## Written request
Copy each line below that contains "years".

[Data items]
• • • • •

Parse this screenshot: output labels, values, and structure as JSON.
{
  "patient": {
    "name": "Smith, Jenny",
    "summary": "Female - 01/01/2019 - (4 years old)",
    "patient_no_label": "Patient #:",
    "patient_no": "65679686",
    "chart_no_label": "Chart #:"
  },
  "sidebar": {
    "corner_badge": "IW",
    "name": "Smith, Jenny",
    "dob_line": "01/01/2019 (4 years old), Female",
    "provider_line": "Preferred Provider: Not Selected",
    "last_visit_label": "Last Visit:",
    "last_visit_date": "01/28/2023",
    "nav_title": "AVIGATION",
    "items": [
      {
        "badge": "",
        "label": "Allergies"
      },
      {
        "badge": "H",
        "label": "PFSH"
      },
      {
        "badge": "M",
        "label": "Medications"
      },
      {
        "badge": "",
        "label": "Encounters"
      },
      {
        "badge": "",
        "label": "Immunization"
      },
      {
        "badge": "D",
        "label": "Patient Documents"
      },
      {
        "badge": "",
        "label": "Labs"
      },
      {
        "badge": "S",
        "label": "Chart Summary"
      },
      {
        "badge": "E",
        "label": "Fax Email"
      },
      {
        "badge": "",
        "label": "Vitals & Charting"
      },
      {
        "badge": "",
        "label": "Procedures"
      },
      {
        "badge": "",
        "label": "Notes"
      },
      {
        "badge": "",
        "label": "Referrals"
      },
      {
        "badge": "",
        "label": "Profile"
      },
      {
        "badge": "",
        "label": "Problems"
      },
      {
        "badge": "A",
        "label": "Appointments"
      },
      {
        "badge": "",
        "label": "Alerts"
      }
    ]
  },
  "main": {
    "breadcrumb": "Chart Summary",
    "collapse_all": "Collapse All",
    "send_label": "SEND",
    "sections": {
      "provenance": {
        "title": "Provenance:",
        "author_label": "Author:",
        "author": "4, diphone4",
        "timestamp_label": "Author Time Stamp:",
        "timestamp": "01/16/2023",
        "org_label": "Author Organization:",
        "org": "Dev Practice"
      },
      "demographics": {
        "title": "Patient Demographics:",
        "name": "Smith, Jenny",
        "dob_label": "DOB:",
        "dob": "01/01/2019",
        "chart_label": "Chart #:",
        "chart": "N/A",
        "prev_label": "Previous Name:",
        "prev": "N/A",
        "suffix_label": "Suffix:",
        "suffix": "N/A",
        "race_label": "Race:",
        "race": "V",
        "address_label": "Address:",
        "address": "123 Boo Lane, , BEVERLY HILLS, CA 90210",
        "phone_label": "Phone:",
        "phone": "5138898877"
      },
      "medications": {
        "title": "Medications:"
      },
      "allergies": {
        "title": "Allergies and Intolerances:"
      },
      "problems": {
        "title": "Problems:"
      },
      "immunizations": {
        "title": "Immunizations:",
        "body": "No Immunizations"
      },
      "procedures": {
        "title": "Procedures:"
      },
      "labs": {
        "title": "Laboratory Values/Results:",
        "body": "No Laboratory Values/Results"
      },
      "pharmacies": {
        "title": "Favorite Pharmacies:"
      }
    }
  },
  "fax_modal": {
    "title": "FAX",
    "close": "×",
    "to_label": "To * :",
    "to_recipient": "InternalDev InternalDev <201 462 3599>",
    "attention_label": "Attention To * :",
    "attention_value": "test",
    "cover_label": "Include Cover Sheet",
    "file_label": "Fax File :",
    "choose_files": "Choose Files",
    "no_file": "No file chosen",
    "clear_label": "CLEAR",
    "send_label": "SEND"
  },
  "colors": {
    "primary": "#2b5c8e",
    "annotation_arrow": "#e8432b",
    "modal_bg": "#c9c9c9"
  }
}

• • • • •

## Finished task
    "summary": "Female - 01/01/2019 - (4 years old)",
    "dob_line": "01/01/2019 (4 years old), Female",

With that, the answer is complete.